* _Your instructions_: Please reproduce the material below line for line, changing nothing.

(Layout annotation data)
====
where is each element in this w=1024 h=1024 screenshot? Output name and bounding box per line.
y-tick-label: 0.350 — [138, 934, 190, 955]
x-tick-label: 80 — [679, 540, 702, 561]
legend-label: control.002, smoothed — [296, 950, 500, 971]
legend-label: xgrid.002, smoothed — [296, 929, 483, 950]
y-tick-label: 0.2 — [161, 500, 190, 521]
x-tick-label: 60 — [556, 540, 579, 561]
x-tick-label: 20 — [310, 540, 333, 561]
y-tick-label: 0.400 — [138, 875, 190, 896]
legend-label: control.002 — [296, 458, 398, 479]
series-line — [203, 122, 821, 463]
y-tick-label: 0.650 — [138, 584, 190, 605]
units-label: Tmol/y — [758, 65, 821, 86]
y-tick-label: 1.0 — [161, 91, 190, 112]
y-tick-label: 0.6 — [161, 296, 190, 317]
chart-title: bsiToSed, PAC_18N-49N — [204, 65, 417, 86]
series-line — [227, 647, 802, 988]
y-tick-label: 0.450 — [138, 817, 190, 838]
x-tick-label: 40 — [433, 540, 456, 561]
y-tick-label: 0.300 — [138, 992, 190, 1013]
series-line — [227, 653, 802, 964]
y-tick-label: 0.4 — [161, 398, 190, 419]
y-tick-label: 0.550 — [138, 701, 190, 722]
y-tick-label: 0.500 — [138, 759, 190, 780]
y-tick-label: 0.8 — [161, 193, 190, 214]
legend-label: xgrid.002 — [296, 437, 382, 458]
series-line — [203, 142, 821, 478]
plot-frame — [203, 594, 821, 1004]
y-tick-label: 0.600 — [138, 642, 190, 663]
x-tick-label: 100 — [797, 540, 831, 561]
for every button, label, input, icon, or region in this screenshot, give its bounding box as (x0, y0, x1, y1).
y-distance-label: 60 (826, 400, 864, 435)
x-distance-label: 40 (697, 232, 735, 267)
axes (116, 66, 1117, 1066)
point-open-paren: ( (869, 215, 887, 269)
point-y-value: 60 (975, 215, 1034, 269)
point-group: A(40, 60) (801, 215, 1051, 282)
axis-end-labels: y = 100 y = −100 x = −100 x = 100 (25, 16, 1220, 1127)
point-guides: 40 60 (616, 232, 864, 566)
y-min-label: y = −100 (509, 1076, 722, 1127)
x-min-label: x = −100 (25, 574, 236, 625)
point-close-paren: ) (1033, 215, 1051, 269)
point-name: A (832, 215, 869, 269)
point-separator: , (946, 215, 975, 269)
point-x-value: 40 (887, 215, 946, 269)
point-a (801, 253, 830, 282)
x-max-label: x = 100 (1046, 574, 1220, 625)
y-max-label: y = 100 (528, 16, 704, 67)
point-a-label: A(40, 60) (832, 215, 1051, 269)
====
* _Task response_:
where is each element in this w=1024 h=1024 screenshot? Output name and bounding box per line.
y-tick-label: 0.350 — [138, 934, 190, 955]
x-tick-label: 80 — [679, 540, 702, 561]
legend-label: control.002, smoothed — [296, 950, 500, 971]
legend-label: xgrid.002, smoothed — [296, 929, 483, 950]
y-tick-label: 0.2 — [161, 500, 190, 521]
x-tick-label: 60 — [556, 540, 579, 561]
x-tick-label: 20 — [310, 540, 333, 561]
y-tick-label: 0.400 — [138, 875, 190, 896]
legend-label: control.002 — [296, 458, 398, 479]
series-line — [203, 122, 821, 463]
y-tick-label: 0.650 — [138, 584, 190, 605]
units-label: Tmol/y — [758, 65, 821, 86]
y-tick-label: 1.0 — [161, 91, 190, 112]
y-tick-label: 0.6 — [161, 296, 190, 317]
chart-title: bsiToSed, PAC_18N-49N — [204, 65, 417, 86]
series-line — [227, 647, 802, 988]
y-tick-label: 0.450 — [138, 817, 190, 838]
x-tick-label: 40 — [433, 540, 456, 561]
y-tick-label: 0.300 — [138, 992, 190, 1013]
series-line — [227, 653, 802, 964]
y-tick-label: 0.4 — [161, 398, 190, 419]
y-tick-label: 0.550 — [138, 701, 190, 722]
y-tick-label: 0.500 — [138, 759, 190, 780]
y-tick-label: 0.8 — [161, 193, 190, 214]
legend-label: xgrid.002 — [296, 437, 382, 458]
series-line — [203, 142, 821, 478]
plot-frame — [203, 594, 821, 1004]
y-tick-label: 0.600 — [138, 642, 190, 663]
x-tick-label: 100 — [797, 540, 831, 561]
for every button, label, input, icon, or region in this screenshot, give its bounding box as (x0, y0, x1, y1).
y-distance-label: 60 (826, 400, 864, 435)
x-distance-label: 40 (697, 232, 735, 267)
axes (116, 66, 1117, 1066)
point-open-paren: ( (869, 215, 887, 269)
point-y-value: 60 (975, 215, 1034, 269)
point-group: A(40, 60) (801, 215, 1051, 282)
axis-end-labels: y = 100 y = −100 x = −100 x = 100 (25, 16, 1220, 1127)
point-guides: 40 60 (616, 232, 864, 566)
y-min-label: y = −100 (509, 1076, 722, 1127)
x-min-label: x = −100 (25, 574, 236, 625)
point-close-paren: ) (1033, 215, 1051, 269)
point-name: A (832, 215, 869, 269)
point-separator: , (946, 215, 975, 269)
point-x-value: 40 (887, 215, 946, 269)
point-a (801, 253, 830, 282)
x-max-label: x = 100 (1046, 574, 1220, 625)
y-max-label: y = 100 (528, 16, 704, 67)
point-a-label: A(40, 60) (832, 215, 1051, 269)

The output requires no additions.